◆ TASKS TO PERFORM ◆
1. According to the Wikimedia infrastructure gaps page, which tool is the hardware inventory being migrated to from Racktables?
2. Reproduce word for word the stretch of the Wikimedia infrastructure gaps page from "[edit]Adopt Logstash Done" through "that threaten availability.".

## begin DOCUMENT EXTRACT

Wikimedia Technology/Annual Plans/FY2019/TEC6: Address Infrastructure Gaps/Goals
Program Goals and Status for FY18/19
[edit]- Goal Owner: Mark Bergsma
- Program Goals for FY18/19: At the conclusion of this program, Zend PHP7 will be the only PHP runtime supported or used in the Wikimedia Foundation production environment.
- Annual Plan: TEC6 Address Infrastructure Gaps
- Primary Goal is Knowledge as a Service: Evolve our systems and structures
- Tech Goal: Sustaining
Outcome 2 / Output 3
[edit]Technical staff have increased visibility into the operation of our services and infrastructure.
- Modernize logging, alerting and metrics monitoring infrastructure
Dependencies on: Search Platform; Primary team: Infrastructure Foundations
Goal(s)
[edit]Adopt Logstash Done
- Review Logstash/Kibana's architecture and installation and identify next steps and gaps to be addressed.
- Audit log producers across the infrastructure and plan their transition to centralized logging.
- Investigate log shipping methods and standardize on them.
Status
[edit]Note: July 2018
- In progress
Note: August 14, 2018
- In progress
Note: September 11, 2018
- In progress A comprehensive design document has been prepared for logging and is currently in final review.
Outcome 3 / Output 4
[edit]Wikimedia projects and content are protected against major disasters that threaten availability.
- Strengthen backups with reliable and redundant backup infrastructure
Dependencies on: Infrastructure Foundations; Primary teams: Data Persistence
Goal(s)
[edit]Monitor database backup generation for failure or incorrect generation Done
- Generate metrics and historic data about databases (objects, table and wiki sizes, growth over time, etc.)
- Detect and alert on backup metrics anomalies
Status
[edit]Note: July 30, 2018
- In progress
Note: August 14, 2018
- In progress
Note: September 11, 2018
- In progress Software to generate & track metrics for db backups has been written, and will soon be used to setup alerts on backup anomalies.
Outcome 4 / Output 6
[edit]Technical staff are able to implement and maintain services and infrastructure in an efficient manner with a minimal amount of manual tasks.
- Automate common operational tasks around service deployment, maintenance and incident response and build automated workflows for data center infrastructure, network, and equipment lifecycle management
Dependencies on: Traffic; Primary teams: Infrastructure Foundations, Data center operations
Goal(s)
[edit]Migrate the hardware inventory from Racktables to Netbox Done
- Define Netbox existing and custom fields usage standards/best practices
- Switch over from Racktables to Netbox
- Stretch: Investigate Netbox reporting capabilities to automatically validate data
- Stretch: Investigate Netbox potential future integrations, towards a single source of truth To do
Status
[edit]Note: July 30, 2018
- In progress
Note: August 2018
- In progress
Note: September 11, 2018
- < In progress A final proposal for custom fields usage standards/best practices is under discussion; work will continue (including switching to netbox) after the data center switch from eqiad to codfw.

## end DOCUMENT EXTRACT
## begin PROVIDED DATA

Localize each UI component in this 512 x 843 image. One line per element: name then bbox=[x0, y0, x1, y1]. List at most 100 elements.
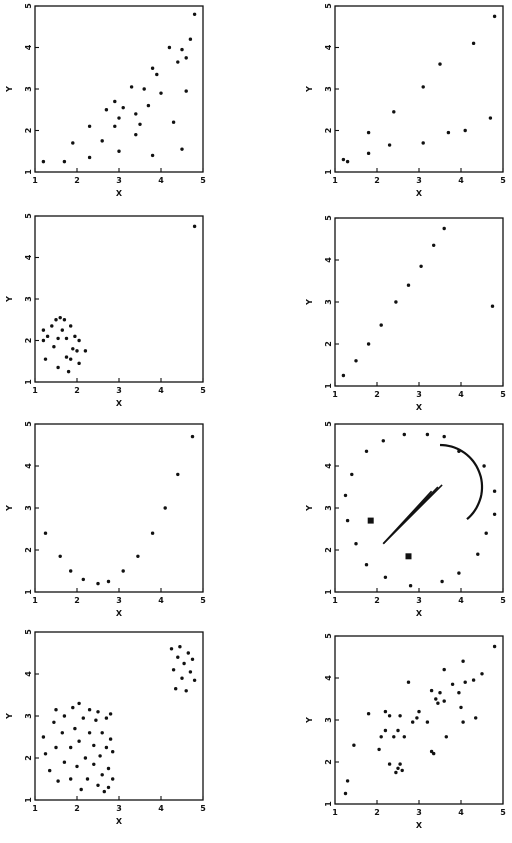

## end PROVIDED DATA

◆ RESULTS FOR THE EXERCISE ◆
1. Netbox

2.
[edit]Adopt Logstash Done
- Review Logstash/Kibana's architecture and installation and identify next steps and gaps to be addressed.
- Audit log producers across the infrastructure and plan their transition to centralized logging.
- Investigate log shipping methods and standardize on them.
Status
[edit]Note: July 2018
- In progress
Note: August 14, 2018
- In progress
Note: September 11, 2018
- In progress A comprehensive design document has been prepared for logging and is currently in final review.
Outcome 3 / Output 4
[edit]Wikimedia projects and content are protected against major disasters that threaten availability.